▶ _Exercise goal_
Work through the data below and give the number of lines holding "country", nothing more.

------------------------

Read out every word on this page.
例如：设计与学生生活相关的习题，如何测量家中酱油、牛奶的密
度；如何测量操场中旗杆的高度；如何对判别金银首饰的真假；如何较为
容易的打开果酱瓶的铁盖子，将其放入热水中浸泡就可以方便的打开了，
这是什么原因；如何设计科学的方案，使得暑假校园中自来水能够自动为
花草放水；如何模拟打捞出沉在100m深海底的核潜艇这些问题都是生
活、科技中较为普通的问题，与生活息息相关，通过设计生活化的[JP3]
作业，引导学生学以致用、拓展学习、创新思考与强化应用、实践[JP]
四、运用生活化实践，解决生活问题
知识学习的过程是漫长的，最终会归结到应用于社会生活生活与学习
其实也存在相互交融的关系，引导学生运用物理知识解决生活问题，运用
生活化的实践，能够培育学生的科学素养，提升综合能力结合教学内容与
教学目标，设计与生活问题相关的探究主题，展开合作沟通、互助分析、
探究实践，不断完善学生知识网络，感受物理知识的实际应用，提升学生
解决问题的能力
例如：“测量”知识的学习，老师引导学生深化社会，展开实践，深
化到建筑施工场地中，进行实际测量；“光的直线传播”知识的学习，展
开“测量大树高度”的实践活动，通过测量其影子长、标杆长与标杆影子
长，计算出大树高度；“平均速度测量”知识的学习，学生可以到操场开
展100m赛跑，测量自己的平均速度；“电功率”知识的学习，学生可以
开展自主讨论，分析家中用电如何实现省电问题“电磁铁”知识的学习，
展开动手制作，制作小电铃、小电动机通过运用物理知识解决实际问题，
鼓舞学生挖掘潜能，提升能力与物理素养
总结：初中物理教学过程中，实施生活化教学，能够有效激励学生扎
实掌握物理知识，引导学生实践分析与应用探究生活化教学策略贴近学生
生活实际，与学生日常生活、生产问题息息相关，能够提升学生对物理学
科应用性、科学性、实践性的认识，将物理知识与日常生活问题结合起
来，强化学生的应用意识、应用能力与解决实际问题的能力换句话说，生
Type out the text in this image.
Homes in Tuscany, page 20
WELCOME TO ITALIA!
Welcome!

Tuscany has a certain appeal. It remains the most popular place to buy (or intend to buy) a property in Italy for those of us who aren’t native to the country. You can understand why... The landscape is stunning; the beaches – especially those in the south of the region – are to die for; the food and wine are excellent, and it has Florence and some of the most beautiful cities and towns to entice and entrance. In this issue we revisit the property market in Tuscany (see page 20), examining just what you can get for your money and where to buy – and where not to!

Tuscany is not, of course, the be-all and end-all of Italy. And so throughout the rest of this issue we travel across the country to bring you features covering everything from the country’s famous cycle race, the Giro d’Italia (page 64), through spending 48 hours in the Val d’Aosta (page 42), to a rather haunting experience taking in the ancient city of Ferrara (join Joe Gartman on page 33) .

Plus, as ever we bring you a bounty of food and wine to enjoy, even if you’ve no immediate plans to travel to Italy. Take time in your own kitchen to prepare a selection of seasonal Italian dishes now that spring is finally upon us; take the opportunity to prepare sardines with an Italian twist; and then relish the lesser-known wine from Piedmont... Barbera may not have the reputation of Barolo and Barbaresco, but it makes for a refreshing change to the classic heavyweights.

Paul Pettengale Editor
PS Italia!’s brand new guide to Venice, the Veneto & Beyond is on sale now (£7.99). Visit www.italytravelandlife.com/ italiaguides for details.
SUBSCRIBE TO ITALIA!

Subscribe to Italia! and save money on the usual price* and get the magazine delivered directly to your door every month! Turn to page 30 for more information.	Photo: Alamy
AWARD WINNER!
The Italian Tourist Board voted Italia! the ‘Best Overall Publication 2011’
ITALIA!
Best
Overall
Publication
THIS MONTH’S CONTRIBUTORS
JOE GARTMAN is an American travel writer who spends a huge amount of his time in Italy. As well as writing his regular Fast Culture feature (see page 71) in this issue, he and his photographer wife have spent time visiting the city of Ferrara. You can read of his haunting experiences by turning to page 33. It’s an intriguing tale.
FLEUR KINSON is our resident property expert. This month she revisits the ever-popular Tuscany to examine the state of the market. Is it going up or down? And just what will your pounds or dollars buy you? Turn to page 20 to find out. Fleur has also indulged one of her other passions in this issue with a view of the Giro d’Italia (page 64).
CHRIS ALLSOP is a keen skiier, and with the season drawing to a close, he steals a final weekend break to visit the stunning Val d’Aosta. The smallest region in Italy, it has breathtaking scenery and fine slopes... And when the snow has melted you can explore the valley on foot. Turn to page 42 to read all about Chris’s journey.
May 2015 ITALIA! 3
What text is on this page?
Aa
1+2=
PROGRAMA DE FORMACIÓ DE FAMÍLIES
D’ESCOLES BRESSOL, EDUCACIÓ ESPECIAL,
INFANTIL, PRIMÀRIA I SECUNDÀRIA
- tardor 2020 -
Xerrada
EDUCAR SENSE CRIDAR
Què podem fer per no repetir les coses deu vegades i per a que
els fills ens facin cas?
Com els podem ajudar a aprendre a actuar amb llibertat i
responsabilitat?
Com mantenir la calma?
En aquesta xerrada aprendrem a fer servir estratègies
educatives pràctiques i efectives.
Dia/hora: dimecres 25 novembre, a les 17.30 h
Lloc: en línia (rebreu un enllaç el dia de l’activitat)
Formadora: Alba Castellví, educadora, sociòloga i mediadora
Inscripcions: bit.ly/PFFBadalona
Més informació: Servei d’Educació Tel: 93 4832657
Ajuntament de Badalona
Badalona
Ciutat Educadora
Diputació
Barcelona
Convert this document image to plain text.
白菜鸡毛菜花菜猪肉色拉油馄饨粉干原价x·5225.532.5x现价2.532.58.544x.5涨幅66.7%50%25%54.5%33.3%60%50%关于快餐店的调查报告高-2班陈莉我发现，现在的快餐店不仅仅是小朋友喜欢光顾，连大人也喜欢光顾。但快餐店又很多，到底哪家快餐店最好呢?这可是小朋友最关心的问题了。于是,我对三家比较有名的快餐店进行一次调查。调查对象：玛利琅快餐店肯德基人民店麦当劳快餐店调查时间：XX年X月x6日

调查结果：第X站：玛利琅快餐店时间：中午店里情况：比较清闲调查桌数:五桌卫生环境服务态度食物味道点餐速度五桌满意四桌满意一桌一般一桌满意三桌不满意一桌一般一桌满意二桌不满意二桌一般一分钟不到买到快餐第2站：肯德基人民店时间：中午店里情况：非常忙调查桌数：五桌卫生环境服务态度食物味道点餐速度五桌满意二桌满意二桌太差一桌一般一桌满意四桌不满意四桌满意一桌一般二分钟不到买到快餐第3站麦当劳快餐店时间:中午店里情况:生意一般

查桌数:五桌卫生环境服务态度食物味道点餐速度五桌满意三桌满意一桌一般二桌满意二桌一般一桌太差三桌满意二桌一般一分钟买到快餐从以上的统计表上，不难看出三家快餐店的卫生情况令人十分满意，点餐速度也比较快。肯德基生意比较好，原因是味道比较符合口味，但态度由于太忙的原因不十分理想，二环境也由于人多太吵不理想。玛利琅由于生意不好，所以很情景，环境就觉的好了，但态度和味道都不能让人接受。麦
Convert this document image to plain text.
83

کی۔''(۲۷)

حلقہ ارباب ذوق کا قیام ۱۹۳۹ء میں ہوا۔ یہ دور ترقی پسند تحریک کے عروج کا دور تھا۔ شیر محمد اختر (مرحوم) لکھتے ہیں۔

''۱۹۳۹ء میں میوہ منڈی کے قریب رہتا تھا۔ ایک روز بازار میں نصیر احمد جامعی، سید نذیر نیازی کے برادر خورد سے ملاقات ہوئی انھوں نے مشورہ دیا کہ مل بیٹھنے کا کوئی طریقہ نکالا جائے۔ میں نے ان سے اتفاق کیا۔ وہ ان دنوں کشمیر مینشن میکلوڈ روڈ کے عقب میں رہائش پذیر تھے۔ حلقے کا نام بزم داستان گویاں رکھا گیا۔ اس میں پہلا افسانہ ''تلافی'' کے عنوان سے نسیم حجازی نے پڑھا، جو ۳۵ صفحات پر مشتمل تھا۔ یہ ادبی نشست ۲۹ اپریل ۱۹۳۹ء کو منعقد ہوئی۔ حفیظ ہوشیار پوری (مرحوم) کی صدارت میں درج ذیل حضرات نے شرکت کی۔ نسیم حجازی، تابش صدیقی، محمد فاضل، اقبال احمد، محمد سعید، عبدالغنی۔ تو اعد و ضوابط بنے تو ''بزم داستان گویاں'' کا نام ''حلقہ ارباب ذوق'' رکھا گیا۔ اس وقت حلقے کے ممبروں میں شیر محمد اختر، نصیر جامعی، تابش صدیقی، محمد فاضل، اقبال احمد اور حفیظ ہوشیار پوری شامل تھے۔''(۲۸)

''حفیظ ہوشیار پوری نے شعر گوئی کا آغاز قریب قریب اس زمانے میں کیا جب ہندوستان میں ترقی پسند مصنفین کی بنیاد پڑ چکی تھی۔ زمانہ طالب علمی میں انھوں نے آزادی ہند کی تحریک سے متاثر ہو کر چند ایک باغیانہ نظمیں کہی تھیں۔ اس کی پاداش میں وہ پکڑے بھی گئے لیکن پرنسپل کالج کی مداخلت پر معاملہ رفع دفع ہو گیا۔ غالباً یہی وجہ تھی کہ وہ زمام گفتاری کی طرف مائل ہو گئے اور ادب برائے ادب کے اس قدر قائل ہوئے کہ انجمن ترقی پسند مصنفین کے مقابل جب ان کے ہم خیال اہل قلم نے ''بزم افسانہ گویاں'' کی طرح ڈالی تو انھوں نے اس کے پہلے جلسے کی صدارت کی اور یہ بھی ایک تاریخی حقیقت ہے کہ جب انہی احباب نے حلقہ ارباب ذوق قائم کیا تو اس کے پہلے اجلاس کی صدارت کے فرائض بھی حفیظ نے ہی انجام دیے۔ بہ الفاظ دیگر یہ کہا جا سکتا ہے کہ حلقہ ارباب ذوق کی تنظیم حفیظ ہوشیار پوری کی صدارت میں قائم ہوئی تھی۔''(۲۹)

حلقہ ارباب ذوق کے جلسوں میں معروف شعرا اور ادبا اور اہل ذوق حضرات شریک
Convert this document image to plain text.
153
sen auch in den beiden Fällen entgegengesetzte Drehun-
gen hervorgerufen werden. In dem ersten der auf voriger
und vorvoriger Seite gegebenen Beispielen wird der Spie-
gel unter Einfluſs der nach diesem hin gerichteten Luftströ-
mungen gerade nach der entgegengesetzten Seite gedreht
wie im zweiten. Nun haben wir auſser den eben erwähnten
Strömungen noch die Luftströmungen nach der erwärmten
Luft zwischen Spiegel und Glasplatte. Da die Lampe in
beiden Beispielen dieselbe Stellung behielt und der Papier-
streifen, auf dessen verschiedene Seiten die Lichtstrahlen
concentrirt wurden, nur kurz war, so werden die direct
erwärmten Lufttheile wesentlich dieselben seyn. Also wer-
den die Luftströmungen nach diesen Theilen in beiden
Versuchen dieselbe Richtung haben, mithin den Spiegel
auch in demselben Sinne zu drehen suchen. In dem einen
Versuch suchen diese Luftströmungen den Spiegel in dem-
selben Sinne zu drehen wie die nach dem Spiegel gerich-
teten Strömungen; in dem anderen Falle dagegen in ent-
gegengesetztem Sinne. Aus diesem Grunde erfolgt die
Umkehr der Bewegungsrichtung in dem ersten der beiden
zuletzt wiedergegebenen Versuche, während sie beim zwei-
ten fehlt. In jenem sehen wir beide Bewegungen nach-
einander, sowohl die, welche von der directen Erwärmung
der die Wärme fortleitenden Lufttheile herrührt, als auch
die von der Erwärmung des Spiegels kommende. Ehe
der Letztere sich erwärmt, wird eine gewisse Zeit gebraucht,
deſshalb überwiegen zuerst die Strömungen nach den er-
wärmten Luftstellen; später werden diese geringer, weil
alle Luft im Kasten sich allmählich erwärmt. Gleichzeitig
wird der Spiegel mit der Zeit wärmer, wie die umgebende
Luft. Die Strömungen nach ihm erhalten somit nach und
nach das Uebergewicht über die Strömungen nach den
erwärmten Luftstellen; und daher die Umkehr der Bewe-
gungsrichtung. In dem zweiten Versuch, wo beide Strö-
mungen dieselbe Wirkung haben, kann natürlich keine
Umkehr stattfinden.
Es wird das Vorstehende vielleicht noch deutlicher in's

------------------------

▶ _Solved exercise_
2